__Data records__:
|---|

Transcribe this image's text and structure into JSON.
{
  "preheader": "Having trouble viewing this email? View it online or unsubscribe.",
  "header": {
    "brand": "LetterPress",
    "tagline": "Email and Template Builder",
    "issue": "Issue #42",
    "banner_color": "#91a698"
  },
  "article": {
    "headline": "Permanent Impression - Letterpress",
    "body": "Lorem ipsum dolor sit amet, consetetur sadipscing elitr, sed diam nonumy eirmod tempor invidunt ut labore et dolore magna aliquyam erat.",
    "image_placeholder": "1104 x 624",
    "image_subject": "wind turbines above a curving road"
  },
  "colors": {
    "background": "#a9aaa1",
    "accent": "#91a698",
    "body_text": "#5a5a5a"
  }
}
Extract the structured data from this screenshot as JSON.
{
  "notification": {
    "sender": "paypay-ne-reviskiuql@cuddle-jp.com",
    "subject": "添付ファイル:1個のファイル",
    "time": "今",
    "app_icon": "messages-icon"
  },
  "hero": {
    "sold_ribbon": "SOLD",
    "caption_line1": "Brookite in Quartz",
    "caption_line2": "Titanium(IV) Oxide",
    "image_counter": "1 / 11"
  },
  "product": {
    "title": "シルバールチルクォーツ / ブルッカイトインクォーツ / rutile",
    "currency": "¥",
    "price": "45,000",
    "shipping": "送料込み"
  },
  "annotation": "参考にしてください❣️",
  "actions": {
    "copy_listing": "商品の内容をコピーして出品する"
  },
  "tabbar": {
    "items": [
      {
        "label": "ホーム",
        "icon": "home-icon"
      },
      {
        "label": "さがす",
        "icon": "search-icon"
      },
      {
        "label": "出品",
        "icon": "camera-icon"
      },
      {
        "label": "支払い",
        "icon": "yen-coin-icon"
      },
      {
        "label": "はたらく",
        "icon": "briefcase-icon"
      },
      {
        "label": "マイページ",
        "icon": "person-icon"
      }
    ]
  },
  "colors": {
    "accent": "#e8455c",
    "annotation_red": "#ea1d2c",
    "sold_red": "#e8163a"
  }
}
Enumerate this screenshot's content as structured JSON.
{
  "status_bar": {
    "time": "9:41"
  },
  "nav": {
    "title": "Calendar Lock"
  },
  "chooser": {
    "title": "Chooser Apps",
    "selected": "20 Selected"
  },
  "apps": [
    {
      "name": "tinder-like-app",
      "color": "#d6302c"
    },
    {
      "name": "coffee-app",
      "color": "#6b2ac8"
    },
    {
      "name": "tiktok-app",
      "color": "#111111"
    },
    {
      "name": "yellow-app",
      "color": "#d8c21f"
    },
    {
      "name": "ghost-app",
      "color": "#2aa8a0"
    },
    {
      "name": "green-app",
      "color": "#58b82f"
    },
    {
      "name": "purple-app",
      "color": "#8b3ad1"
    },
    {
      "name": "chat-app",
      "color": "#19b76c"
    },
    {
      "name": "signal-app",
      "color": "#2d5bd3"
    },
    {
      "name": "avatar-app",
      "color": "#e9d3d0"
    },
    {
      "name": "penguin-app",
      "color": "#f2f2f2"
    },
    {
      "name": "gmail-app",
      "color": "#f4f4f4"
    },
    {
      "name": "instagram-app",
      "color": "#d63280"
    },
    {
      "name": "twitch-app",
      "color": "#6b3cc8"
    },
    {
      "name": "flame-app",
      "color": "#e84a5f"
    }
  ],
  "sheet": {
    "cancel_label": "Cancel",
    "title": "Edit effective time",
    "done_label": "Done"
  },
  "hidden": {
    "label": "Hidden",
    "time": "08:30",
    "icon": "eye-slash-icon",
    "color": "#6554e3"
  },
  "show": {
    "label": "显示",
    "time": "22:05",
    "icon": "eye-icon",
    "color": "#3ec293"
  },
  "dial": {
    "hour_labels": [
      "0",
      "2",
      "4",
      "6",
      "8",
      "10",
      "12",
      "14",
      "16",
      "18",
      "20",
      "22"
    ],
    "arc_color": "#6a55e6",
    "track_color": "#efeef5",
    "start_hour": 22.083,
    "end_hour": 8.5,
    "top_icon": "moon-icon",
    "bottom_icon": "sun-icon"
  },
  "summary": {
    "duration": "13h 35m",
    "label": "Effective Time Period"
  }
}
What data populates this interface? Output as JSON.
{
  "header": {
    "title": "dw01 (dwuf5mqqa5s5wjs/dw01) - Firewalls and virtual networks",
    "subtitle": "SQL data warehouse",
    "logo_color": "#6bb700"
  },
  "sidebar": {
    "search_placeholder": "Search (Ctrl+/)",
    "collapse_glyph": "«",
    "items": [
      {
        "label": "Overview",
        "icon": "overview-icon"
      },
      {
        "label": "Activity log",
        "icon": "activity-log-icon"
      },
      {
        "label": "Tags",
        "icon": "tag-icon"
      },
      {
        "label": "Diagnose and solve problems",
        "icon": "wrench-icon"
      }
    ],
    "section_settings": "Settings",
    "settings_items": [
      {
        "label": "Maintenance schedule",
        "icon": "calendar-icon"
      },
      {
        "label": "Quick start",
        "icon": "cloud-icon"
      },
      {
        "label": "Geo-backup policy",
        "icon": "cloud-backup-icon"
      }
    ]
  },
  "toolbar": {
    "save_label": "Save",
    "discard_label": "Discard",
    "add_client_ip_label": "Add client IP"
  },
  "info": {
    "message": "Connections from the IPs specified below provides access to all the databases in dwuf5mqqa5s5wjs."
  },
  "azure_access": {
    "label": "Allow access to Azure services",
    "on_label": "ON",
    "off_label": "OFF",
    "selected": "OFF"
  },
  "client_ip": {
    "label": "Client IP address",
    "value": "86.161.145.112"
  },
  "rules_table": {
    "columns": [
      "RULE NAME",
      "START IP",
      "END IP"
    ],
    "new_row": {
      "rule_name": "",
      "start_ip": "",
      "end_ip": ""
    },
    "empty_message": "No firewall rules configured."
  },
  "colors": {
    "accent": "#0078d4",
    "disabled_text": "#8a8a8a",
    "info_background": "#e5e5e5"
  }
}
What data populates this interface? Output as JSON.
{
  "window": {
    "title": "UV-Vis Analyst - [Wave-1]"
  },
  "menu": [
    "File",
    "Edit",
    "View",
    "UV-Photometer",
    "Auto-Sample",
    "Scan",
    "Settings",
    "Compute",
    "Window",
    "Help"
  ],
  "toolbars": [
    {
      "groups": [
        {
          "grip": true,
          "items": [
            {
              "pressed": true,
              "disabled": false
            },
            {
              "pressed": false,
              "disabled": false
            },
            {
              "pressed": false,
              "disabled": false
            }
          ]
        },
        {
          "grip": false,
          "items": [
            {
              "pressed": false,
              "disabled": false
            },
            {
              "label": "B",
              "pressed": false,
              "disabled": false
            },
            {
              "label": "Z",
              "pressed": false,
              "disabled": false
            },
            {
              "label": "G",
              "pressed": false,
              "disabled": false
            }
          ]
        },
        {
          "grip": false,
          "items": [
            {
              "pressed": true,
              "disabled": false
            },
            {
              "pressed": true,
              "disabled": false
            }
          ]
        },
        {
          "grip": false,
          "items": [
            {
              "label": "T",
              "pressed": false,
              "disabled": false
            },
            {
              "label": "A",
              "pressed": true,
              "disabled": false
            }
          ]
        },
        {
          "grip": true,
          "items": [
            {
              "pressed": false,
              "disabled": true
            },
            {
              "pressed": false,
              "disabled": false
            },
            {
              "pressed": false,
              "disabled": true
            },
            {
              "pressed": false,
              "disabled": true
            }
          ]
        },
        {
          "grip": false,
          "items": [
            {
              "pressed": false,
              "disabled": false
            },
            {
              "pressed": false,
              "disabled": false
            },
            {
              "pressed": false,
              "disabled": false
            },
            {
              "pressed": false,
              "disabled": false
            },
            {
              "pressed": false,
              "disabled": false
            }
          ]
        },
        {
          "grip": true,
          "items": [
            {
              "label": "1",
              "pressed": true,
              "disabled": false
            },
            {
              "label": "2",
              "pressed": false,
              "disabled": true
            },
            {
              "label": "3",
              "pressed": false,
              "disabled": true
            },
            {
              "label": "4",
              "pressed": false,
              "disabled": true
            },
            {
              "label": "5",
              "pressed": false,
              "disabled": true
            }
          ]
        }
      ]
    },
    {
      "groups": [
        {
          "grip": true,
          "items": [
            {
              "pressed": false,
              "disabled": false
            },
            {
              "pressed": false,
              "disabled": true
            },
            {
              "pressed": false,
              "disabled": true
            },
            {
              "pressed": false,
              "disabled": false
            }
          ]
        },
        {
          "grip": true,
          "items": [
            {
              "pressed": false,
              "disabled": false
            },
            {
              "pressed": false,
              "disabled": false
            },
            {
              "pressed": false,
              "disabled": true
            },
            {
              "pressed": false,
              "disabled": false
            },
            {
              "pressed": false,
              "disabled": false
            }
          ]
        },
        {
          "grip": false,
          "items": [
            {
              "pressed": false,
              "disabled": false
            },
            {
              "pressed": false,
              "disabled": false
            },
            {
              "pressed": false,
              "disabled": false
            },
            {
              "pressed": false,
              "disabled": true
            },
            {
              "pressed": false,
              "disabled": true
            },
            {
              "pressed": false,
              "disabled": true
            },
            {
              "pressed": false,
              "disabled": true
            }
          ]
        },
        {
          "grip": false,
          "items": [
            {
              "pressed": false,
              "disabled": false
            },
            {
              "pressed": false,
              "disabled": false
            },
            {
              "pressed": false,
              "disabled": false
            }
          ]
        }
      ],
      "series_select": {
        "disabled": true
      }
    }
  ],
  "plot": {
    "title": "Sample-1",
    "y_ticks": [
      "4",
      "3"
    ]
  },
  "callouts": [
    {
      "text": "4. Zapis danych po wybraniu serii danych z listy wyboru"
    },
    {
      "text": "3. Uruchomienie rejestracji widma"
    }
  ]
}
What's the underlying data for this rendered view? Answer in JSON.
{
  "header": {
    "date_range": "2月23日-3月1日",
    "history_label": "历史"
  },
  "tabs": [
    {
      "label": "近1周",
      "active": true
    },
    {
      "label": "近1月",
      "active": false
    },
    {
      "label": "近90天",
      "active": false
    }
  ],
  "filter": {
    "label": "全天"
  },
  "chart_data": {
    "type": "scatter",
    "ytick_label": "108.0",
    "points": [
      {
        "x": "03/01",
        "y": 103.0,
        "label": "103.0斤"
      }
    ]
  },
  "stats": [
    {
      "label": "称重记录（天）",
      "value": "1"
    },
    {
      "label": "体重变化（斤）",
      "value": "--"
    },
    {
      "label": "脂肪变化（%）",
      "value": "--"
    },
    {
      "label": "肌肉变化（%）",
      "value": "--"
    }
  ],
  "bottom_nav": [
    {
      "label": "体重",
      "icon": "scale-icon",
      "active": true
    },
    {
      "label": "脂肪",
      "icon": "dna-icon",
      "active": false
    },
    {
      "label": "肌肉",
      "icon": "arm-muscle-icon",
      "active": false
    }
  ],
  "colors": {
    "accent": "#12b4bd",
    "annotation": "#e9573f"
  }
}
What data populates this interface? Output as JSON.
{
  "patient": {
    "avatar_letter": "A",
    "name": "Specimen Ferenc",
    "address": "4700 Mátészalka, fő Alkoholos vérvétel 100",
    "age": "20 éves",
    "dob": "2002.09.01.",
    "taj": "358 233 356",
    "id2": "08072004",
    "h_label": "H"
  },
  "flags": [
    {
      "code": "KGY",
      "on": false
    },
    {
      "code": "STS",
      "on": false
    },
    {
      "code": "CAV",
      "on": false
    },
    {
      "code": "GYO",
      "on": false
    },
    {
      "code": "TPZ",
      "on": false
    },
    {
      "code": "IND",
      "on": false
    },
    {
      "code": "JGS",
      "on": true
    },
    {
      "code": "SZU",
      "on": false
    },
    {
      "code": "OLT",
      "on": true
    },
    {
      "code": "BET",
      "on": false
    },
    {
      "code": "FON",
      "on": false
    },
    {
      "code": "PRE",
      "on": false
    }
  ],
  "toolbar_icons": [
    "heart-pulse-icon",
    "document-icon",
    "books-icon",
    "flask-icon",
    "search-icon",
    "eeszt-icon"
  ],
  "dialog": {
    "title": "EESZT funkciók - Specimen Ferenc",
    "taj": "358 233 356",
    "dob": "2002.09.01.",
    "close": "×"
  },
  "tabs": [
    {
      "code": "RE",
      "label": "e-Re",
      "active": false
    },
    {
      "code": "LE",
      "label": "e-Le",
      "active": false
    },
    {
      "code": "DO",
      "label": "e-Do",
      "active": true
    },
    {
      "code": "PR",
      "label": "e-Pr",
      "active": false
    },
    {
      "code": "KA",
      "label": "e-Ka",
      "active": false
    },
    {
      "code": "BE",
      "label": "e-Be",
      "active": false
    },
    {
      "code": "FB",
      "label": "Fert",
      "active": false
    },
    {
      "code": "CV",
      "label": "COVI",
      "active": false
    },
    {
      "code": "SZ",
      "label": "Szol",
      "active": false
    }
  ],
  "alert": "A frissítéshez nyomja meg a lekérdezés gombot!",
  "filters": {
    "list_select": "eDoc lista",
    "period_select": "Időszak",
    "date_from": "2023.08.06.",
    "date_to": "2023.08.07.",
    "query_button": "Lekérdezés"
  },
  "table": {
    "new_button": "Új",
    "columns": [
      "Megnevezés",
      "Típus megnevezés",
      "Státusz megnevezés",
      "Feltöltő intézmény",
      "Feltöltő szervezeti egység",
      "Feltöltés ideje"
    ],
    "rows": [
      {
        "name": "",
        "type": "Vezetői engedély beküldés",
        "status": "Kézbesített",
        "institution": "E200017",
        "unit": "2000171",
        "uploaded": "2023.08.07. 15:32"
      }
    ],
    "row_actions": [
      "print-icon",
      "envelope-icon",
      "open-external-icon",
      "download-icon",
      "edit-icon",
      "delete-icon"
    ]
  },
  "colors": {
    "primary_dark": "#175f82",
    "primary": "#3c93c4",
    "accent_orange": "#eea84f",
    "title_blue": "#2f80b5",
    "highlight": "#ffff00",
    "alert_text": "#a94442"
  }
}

|---|

Search the data above for lines holding "Specimen" and copy each of them.

    "name": "Specimen Ferenc",
    "title": "EESZT funkciók - Specimen Ferenc",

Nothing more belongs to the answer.